Records provided –

──────────────────────────────

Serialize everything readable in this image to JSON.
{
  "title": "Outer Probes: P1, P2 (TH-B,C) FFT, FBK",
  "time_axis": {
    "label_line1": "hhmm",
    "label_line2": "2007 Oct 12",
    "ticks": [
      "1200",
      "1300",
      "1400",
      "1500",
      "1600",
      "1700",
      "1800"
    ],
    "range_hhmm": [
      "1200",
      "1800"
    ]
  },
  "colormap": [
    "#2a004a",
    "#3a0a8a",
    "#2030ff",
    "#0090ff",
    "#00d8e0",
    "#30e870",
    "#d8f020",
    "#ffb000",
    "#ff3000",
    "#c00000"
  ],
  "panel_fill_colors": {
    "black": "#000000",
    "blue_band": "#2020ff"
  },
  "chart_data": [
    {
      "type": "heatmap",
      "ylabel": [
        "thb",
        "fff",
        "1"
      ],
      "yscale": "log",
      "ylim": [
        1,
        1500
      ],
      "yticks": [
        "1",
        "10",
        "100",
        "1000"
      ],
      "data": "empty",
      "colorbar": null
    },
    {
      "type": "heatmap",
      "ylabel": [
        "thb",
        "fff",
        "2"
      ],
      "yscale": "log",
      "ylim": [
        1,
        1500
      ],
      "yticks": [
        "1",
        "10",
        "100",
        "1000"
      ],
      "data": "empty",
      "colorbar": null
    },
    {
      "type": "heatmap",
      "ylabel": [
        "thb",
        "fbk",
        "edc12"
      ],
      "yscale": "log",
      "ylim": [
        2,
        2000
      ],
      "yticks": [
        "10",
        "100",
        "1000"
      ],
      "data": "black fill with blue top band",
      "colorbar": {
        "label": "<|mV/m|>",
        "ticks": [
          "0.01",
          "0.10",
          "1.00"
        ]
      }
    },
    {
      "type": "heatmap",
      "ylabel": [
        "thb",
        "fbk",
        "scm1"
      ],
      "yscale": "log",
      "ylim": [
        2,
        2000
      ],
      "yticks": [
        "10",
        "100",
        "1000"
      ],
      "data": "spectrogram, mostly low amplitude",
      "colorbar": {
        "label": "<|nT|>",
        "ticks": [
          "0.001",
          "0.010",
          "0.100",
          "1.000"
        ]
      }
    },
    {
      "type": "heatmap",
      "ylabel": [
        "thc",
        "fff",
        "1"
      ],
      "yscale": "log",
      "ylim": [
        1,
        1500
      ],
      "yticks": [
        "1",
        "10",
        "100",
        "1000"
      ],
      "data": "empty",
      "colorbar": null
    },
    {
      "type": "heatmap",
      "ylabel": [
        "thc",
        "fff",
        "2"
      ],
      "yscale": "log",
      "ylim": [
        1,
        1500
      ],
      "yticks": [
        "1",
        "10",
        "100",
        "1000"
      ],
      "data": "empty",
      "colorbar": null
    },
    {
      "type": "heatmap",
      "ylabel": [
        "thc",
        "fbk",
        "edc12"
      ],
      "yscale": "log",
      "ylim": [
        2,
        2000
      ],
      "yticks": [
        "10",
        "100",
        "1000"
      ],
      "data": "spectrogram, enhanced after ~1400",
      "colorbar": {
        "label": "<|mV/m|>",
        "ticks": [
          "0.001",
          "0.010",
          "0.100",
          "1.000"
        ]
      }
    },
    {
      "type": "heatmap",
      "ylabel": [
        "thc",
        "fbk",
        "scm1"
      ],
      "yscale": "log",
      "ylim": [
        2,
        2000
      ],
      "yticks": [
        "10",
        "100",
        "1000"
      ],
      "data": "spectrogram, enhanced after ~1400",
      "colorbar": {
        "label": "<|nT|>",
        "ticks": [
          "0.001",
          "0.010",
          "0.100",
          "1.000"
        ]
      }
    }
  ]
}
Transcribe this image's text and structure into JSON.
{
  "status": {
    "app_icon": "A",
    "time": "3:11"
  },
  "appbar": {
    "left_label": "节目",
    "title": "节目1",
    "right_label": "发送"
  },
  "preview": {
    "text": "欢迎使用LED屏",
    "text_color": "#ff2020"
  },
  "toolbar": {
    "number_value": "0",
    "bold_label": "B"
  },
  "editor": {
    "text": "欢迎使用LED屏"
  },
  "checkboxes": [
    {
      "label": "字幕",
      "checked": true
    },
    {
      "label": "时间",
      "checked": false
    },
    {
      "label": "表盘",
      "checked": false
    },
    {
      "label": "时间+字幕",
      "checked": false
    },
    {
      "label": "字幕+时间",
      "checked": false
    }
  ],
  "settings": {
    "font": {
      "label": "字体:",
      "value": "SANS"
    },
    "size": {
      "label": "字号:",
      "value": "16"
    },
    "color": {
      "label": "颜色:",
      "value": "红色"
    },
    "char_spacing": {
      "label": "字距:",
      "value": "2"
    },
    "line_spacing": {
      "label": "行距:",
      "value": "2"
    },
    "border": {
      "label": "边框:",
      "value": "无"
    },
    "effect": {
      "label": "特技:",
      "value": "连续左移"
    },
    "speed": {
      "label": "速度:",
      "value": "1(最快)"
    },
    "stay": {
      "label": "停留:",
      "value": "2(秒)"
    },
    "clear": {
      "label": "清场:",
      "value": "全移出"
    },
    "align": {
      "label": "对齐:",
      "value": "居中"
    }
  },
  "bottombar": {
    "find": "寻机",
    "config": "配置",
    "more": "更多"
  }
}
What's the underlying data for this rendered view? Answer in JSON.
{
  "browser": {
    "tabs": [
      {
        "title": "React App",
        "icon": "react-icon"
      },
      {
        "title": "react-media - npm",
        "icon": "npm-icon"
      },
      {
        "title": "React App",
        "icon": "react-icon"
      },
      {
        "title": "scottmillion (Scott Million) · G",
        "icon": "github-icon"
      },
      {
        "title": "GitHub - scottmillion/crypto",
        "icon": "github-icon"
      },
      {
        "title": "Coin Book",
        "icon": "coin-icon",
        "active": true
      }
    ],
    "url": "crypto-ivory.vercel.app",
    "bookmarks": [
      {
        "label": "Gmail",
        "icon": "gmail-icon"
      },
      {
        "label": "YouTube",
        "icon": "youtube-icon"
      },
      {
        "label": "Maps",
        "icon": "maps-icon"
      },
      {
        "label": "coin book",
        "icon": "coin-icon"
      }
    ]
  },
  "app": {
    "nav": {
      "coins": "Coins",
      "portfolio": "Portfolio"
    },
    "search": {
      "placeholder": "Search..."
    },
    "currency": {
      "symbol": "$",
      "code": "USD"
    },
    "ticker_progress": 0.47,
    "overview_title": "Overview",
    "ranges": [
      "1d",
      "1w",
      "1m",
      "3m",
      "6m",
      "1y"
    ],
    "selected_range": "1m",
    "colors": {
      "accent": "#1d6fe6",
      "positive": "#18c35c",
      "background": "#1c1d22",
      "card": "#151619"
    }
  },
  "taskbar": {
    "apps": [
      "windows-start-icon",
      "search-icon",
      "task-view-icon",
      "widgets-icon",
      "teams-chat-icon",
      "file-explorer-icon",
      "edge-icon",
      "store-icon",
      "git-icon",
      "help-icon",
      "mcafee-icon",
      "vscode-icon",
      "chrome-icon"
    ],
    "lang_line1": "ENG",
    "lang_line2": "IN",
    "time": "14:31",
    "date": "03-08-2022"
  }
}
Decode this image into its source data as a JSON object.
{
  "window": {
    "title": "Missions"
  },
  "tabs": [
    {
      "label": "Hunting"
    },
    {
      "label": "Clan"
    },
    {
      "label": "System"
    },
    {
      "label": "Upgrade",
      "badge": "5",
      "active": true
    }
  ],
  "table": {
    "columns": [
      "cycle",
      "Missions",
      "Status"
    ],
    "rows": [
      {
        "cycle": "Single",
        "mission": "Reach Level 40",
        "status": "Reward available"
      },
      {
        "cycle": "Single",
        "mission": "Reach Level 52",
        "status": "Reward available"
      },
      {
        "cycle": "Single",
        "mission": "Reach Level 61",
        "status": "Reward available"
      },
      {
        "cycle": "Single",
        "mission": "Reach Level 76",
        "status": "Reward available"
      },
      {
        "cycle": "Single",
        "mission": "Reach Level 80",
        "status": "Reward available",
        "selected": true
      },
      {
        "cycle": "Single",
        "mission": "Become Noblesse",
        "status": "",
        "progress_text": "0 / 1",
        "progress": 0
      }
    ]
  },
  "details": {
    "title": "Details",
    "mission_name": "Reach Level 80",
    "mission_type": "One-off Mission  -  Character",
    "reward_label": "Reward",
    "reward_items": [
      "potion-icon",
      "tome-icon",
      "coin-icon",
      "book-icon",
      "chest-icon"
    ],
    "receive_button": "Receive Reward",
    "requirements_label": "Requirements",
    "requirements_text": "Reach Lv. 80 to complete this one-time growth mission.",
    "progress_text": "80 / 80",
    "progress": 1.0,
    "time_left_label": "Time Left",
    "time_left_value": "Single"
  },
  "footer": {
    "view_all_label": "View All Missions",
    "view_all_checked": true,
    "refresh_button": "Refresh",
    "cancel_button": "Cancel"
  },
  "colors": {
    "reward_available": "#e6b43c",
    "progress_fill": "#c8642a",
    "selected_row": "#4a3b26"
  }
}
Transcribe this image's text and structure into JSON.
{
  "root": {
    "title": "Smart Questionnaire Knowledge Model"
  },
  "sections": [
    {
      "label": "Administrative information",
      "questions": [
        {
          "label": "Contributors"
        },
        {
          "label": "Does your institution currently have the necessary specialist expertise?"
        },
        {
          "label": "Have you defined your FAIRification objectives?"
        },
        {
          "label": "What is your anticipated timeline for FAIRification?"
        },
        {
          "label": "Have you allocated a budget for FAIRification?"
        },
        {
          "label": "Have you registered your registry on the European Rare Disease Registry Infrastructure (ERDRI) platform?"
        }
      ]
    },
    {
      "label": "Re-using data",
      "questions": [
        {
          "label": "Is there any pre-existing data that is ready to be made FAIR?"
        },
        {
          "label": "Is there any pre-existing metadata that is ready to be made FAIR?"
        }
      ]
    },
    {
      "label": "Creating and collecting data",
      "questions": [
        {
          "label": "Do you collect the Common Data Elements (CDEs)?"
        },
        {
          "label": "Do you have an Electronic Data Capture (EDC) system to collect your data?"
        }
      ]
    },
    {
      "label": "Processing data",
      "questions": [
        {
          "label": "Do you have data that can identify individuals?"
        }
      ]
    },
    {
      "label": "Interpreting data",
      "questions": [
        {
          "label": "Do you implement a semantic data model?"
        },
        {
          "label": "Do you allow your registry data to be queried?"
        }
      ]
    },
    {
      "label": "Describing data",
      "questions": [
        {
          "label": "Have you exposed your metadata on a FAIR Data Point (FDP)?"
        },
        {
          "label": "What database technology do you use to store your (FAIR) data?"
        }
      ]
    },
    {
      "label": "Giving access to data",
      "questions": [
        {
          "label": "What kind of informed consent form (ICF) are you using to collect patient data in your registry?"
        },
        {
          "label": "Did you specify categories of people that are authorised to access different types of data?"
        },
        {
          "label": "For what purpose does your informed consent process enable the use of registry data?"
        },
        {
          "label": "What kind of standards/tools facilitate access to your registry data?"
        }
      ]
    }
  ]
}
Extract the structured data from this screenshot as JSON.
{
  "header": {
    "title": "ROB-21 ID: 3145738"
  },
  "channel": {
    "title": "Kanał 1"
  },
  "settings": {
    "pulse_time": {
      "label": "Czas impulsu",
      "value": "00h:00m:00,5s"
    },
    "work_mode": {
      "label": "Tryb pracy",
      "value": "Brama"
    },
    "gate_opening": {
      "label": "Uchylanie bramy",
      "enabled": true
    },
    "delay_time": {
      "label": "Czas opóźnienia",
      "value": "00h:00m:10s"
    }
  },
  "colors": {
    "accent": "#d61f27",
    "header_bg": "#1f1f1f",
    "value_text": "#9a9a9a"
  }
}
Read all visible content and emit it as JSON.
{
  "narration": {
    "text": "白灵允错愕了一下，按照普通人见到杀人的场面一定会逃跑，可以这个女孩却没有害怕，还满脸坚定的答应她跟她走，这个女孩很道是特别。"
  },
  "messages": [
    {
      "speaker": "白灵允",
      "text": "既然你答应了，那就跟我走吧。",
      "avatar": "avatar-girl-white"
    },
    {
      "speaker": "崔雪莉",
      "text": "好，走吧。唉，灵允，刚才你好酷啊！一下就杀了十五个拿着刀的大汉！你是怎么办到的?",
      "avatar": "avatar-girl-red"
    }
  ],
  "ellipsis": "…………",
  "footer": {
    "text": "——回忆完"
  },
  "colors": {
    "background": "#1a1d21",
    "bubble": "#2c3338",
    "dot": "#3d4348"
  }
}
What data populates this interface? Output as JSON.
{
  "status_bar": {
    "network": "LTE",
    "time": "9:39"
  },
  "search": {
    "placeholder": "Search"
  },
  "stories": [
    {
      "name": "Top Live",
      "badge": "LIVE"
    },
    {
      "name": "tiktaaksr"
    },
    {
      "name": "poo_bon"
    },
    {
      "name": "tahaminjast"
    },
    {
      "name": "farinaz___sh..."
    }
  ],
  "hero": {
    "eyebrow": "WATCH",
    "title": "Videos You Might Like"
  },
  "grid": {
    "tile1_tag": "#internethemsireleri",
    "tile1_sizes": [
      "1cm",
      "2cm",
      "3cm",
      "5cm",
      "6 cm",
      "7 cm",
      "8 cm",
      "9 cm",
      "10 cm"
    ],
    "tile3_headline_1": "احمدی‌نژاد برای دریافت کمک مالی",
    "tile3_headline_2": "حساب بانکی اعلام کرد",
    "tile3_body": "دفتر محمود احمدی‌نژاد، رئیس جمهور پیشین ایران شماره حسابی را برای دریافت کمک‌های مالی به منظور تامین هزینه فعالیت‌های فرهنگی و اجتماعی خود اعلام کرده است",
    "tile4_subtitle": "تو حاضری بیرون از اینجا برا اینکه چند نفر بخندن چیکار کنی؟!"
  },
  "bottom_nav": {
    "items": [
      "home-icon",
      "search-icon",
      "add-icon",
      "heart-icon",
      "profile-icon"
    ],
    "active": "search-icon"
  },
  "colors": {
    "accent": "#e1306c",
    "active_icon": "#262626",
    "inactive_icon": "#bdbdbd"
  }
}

──────────────────────────────

Request – Set down, word for word, only the lines running from the line with "What data populates" to the last line of the listing above. Both of those lines belong in your answer.

The completed task –
What data populates this interface? Output as JSON.
{
  "status_bar": {
    "network": "LTE",
    "time": "9:39"
  },
  "search": {
    "placeholder": "Search"
  },
  "stories": [
    {
      "name": "Top Live",
      "badge": "LIVE"
    },
    {
      "name": "tiktaaksr"
    },
    {
      "name": "poo_bon"
    },
    {
      "name": "tahaminjast"
    },
    {
      "name": "farinaz___sh..."
    }
  ],
  "hero": {
    "eyebrow": "WATCH",
    "title": "Videos You Might Like"
  },
  "grid": {
    "tile1_tag": "#internethemsireleri",
    "tile1_sizes": [
      "1cm",
      "2cm",
      "3cm",
      "5cm",
      "6 cm",
      "7 cm",
      "8 cm",
      "9 cm",
      "10 cm"
    ],
    "tile3_headline_1": "احمدی‌نژاد برای دریافت کمک مالی",
    "tile3_headline_2": "حساب بانکی اعلام کرد",
    "tile3_body": "دفتر محمود احمدی‌نژاد، رئیس جمهور پیشین ایران شماره حسابی را برای دریافت کمک‌های مالی به منظور تامین هزینه فعالیت‌های فرهنگی و اجتماعی خود اعلام کرده است",
    "tile4_subtitle": "تو حاضری بیرون از اینجا برا اینکه چند نفر بخندن چیکار کنی؟!"
  },
  "bottom_nav": {
    "items": [
      "home-icon",
      "search-icon",
      "add-icon",
      "heart-icon",
      "profile-icon"
    ],
    "active": "search-icon"
  },
  "colors": {
    "accent": "#e1306c",
    "active_icon": "#262626",
    "inactive_icon": "#bdbdbd"
  }
}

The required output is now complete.